• _Exercise prompt_:
Gather every line holding the string "pairs".

..............................

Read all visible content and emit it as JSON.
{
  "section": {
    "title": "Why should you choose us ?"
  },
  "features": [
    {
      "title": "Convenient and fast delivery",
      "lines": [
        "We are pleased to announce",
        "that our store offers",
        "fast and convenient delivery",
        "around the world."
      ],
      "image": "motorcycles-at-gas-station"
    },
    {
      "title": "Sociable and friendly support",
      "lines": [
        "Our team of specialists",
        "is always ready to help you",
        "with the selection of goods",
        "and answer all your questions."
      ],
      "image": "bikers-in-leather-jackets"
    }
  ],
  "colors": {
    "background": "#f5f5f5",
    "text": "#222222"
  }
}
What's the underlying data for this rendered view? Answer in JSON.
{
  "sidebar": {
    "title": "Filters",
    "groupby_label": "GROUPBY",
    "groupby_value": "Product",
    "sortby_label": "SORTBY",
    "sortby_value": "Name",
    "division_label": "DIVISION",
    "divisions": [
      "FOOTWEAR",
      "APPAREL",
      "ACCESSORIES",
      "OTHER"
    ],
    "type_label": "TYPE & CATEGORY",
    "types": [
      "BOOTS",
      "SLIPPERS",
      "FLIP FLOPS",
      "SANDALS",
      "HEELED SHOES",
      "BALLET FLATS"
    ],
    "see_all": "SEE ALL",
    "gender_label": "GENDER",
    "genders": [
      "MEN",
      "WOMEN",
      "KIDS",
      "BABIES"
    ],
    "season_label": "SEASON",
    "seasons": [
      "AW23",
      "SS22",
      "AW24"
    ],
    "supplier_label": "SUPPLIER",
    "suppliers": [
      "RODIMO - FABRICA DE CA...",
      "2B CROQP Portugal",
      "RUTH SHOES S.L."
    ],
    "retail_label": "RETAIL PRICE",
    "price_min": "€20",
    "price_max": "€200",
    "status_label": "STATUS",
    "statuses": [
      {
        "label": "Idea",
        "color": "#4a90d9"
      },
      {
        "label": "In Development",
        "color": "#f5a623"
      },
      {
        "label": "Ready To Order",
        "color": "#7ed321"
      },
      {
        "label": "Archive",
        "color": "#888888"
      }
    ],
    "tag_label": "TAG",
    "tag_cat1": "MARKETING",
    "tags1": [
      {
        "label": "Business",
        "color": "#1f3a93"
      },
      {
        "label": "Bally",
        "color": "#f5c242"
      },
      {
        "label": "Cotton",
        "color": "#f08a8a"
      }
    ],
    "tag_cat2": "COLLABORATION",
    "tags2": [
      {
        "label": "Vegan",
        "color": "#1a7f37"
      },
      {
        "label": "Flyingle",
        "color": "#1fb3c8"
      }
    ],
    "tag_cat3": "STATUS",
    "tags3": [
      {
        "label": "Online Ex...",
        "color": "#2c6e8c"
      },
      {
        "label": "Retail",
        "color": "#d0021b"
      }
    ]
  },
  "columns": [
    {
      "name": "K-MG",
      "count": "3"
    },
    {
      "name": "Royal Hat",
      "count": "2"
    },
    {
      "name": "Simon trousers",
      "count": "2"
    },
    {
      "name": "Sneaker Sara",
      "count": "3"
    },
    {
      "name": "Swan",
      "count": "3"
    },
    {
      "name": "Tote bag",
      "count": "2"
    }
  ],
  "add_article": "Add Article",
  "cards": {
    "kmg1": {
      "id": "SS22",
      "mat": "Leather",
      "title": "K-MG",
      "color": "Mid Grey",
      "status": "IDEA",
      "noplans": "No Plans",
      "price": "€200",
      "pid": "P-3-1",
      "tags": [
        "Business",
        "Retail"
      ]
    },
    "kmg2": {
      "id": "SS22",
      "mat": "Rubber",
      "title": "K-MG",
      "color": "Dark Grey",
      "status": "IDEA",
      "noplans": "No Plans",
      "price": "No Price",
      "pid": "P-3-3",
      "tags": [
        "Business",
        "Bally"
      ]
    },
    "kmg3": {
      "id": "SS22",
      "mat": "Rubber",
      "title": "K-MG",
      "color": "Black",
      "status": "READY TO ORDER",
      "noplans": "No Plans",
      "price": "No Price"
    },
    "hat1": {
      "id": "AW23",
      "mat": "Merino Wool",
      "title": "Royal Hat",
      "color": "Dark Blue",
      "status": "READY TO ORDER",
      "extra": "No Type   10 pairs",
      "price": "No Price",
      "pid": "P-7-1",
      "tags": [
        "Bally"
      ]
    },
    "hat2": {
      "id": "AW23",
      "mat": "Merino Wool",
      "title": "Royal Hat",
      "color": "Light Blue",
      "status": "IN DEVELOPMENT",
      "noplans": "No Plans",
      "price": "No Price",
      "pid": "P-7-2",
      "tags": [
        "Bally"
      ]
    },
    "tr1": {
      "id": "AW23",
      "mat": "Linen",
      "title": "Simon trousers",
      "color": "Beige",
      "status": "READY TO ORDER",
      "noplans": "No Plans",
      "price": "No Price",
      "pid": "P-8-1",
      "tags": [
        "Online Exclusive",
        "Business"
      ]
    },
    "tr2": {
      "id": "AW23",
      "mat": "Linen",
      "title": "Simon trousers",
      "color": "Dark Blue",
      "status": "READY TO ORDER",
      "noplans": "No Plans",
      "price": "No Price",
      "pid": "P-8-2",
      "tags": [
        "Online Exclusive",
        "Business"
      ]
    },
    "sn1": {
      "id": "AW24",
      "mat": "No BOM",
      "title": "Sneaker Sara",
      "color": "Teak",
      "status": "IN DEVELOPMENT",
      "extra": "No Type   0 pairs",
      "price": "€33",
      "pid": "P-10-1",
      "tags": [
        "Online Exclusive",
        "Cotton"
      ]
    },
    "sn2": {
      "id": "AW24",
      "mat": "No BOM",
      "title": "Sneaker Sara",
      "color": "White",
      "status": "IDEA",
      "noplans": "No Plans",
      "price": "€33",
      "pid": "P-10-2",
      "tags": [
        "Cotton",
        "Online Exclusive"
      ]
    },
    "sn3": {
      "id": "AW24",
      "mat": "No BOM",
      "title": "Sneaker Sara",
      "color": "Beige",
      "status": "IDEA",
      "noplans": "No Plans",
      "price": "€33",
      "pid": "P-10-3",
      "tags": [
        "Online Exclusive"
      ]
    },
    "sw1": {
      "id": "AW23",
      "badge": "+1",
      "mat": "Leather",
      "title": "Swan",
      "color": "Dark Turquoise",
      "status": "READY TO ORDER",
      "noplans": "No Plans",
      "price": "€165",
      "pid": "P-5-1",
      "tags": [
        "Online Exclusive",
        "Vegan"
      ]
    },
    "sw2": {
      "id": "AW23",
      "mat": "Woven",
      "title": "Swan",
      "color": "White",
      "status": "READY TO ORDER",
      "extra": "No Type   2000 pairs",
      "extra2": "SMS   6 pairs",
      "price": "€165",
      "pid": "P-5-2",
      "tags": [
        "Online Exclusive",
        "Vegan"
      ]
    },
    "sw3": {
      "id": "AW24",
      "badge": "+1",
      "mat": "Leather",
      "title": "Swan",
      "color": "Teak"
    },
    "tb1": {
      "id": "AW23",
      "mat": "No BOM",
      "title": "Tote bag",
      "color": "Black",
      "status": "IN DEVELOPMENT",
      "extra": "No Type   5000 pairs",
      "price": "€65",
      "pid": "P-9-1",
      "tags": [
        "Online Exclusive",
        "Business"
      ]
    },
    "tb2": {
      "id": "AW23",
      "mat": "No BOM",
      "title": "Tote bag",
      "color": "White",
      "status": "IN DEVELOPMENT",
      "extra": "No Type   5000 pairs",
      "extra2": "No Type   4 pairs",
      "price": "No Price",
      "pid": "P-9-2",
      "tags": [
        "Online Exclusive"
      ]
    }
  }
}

..............................

• _Full solution_:
      "extra": "No Type   10 pairs",
      "extra": "No Type   0 pairs",
      "extra": "No Type   2000 pairs",
      "extra2": "SMS   6 pairs",
      "extra": "No Type   5000 pairs",
      "extra": "No Type   5000 pairs",
      "extra2": "No Type   4 pairs",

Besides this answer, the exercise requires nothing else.